(Extracted data entries)
-*-*-

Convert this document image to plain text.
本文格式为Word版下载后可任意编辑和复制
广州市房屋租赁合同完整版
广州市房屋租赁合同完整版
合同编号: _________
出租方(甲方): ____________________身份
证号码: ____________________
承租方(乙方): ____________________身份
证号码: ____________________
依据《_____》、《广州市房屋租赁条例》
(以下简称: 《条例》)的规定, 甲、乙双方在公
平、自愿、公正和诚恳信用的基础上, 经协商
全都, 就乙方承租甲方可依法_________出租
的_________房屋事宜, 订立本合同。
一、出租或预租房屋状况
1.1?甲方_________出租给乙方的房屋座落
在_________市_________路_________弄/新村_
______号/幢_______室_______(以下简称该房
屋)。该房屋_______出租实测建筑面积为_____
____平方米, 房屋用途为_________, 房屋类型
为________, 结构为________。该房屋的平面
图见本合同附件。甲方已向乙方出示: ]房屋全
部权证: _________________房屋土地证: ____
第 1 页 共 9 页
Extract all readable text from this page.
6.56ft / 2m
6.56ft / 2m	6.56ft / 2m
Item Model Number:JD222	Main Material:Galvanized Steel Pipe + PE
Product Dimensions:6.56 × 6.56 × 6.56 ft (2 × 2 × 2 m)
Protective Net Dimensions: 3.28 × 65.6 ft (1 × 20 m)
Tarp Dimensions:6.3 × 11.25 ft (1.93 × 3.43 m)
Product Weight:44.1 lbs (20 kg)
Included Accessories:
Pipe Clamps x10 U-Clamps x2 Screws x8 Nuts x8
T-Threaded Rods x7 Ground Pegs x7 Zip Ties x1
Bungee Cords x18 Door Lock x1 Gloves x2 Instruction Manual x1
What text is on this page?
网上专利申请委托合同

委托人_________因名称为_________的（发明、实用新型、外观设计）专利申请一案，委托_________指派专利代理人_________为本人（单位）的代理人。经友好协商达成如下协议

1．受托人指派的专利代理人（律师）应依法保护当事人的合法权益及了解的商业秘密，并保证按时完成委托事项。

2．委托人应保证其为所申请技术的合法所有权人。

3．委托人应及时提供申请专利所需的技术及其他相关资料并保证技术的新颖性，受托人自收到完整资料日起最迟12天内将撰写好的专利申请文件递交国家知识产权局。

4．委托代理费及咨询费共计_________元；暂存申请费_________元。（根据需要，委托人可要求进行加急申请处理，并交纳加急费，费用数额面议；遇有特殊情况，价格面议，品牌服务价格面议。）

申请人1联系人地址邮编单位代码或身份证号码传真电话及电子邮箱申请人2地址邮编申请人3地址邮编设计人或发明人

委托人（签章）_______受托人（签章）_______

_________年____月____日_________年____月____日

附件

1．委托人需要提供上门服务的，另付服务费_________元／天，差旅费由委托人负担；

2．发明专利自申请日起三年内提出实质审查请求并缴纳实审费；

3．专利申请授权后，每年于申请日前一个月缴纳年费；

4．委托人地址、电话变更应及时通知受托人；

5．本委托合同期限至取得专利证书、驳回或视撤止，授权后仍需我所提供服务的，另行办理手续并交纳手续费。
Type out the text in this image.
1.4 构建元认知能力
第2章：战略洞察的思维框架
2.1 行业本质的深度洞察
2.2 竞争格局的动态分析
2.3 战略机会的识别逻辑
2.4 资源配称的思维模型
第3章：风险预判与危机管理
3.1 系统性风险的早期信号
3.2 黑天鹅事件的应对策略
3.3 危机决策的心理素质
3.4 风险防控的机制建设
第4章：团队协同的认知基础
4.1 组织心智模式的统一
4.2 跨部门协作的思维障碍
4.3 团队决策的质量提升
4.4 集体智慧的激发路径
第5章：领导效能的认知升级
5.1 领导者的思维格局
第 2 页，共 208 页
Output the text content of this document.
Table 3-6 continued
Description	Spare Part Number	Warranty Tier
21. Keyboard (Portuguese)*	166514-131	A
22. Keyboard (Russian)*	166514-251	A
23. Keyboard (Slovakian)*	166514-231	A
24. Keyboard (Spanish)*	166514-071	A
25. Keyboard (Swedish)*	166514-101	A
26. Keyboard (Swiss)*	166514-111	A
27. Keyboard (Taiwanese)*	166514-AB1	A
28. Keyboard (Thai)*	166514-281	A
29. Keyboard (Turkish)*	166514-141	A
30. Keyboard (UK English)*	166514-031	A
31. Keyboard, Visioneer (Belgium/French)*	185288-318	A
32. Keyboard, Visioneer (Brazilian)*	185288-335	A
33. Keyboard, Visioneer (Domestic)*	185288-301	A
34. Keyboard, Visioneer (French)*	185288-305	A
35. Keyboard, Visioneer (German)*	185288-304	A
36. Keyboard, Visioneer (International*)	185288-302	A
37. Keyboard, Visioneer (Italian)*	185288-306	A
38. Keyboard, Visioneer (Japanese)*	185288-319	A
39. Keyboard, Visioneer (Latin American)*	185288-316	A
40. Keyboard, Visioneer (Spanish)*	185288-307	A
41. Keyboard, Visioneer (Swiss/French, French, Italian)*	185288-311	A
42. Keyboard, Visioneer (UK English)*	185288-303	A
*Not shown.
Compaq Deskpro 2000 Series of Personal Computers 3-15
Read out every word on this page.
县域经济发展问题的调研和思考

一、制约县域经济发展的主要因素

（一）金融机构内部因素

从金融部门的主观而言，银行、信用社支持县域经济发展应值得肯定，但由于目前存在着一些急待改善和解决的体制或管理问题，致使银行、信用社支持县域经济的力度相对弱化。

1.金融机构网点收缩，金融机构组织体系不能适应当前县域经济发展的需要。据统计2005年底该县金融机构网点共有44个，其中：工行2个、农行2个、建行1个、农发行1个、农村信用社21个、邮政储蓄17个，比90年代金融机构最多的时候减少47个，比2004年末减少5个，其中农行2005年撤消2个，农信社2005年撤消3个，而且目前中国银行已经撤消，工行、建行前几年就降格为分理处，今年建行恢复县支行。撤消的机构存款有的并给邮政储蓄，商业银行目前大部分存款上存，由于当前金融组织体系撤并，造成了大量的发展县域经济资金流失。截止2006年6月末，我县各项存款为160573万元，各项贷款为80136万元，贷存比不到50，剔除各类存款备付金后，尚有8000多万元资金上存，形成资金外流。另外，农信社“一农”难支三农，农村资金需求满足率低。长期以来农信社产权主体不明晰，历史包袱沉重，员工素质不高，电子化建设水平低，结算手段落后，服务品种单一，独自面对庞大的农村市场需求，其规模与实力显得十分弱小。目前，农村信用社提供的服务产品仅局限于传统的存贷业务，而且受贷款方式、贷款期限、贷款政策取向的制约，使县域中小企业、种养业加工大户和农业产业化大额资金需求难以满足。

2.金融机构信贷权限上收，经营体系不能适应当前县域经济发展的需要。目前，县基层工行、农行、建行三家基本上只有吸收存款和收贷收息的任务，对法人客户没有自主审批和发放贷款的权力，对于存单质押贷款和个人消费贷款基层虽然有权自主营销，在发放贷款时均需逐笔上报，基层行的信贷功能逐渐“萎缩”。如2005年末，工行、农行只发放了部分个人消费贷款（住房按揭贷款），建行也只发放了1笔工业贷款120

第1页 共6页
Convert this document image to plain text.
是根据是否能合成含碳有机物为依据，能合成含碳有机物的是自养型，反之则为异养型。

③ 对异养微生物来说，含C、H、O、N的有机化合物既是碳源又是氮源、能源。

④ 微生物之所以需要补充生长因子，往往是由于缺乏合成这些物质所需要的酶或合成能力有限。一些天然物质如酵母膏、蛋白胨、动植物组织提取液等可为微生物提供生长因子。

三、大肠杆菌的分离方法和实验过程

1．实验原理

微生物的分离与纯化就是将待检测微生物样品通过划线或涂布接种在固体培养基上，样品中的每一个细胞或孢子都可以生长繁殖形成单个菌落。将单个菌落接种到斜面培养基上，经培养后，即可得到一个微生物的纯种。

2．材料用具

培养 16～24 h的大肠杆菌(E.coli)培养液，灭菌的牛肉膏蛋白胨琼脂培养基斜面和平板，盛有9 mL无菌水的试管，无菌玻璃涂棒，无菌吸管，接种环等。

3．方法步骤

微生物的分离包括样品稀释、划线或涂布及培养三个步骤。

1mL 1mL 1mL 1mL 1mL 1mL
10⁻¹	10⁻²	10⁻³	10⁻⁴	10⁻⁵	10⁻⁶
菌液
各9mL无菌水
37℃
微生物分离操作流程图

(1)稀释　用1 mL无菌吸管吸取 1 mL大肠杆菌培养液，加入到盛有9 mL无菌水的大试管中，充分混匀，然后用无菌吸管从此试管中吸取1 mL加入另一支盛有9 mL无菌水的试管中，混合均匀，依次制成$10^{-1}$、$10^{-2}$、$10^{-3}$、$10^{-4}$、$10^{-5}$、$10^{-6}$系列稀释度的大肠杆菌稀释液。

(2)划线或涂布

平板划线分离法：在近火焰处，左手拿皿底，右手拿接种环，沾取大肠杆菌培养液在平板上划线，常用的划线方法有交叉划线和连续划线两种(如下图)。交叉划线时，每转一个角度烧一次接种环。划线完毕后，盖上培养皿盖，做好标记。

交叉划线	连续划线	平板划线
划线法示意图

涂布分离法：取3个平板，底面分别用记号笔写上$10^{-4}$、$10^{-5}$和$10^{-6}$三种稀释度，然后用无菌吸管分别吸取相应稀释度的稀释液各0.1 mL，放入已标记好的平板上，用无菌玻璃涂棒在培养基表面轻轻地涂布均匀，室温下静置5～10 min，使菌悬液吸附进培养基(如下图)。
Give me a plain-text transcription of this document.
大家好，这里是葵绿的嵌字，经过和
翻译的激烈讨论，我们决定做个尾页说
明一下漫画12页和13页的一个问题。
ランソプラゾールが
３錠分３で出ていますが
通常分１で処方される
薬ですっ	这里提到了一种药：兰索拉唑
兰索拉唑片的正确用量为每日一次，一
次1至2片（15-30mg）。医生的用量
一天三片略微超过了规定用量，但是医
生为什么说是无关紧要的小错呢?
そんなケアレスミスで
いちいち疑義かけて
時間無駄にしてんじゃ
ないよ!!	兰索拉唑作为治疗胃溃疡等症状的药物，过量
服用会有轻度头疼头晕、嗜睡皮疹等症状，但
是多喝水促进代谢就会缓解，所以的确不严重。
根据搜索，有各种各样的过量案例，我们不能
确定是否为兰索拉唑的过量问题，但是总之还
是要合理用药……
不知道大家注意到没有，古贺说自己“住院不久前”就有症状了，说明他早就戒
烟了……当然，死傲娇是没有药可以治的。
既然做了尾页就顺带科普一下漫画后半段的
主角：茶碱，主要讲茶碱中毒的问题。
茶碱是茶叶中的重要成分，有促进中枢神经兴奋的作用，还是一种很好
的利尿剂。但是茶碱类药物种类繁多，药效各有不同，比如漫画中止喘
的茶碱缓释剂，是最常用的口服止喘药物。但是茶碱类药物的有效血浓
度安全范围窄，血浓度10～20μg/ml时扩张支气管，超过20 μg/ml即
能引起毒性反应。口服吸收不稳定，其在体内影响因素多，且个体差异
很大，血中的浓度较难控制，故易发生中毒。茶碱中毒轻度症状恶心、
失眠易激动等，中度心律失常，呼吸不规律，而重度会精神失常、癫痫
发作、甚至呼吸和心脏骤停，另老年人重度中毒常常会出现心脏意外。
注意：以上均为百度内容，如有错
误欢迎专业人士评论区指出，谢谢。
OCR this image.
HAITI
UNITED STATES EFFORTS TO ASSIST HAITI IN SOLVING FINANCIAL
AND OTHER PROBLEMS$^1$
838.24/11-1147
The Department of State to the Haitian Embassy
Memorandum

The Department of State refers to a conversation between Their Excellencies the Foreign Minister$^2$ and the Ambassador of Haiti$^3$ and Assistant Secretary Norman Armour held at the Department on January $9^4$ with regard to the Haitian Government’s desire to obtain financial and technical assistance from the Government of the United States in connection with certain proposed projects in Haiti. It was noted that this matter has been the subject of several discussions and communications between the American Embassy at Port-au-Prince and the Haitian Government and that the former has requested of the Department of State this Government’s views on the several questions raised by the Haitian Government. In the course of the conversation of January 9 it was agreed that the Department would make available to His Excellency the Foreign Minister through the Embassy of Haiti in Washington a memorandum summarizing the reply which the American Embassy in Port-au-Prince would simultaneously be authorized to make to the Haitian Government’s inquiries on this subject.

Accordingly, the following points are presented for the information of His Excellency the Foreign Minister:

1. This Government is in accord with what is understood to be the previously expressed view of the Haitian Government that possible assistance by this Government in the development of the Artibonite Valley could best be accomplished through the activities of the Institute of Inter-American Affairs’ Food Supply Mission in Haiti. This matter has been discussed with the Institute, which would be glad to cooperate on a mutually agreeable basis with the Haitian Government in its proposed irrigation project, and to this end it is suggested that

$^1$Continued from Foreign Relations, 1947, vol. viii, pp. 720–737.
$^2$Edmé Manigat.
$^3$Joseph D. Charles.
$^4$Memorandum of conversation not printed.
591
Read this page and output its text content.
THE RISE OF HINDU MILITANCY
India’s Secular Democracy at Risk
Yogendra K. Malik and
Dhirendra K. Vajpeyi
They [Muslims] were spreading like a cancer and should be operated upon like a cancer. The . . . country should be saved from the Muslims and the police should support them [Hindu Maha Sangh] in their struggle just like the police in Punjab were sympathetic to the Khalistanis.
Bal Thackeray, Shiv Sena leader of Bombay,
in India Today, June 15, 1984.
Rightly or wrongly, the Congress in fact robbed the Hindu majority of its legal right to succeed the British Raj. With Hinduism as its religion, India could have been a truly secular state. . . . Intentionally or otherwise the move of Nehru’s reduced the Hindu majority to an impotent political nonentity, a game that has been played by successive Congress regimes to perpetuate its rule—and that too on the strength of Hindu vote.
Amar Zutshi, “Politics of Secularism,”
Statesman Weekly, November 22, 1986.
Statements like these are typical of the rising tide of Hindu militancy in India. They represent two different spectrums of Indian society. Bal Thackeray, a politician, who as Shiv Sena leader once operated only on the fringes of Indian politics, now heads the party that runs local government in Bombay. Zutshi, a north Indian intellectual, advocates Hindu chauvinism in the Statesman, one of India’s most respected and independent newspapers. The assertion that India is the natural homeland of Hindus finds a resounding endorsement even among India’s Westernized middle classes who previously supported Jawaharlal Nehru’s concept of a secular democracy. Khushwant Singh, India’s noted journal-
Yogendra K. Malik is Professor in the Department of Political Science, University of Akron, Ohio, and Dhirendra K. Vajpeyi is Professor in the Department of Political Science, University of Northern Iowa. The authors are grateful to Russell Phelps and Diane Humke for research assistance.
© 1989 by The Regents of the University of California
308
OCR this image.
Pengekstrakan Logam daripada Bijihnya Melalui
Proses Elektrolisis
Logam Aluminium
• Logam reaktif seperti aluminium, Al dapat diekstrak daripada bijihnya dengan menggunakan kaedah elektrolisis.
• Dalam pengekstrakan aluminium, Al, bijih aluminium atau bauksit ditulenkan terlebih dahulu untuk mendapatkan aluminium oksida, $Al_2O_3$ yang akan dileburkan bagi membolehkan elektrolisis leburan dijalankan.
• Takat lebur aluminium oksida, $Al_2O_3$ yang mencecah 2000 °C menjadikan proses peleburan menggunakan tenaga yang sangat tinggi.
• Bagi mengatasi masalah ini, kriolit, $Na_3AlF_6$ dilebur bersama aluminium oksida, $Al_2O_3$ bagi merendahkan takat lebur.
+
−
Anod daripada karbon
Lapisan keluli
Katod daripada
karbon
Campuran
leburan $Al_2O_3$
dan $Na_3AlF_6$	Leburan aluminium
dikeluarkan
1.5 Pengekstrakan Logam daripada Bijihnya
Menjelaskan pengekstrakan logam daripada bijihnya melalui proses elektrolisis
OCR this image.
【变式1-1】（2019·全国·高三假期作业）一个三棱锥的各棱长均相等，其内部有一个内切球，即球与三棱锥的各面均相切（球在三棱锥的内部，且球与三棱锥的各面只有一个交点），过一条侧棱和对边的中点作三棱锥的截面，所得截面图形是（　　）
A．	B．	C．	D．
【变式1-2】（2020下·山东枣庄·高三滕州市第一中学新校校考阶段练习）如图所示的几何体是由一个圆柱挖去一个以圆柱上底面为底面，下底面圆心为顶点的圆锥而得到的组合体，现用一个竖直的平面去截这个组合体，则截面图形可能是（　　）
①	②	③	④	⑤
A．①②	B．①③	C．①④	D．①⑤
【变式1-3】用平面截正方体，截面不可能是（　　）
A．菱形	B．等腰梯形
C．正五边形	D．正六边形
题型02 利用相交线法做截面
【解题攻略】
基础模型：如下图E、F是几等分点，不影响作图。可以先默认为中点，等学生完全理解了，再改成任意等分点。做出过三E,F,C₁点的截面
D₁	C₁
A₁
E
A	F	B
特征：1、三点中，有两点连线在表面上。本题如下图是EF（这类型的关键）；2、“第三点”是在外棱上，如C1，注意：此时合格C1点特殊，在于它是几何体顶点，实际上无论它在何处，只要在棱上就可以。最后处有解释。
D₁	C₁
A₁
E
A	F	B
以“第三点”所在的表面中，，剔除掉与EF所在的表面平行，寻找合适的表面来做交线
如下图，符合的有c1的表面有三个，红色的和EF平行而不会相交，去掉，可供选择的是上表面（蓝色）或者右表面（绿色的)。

-*-*-

[SET EXERCISE] Using the listing above, list every line in which the string "Dhirendra" occurs.

[RESPONSE FOR THIS EXERCISE]
Dhirendra K. Vajpeyi
Yogendra K. Malik is Professor in the Department of Political Science, University of Akron, Ohio, and Dhirendra K. Vajpeyi is Professor in the Department of Political Science, University of Northern Iowa. The authors are grateful to Russell Phelps and Diane Humke for research assistance.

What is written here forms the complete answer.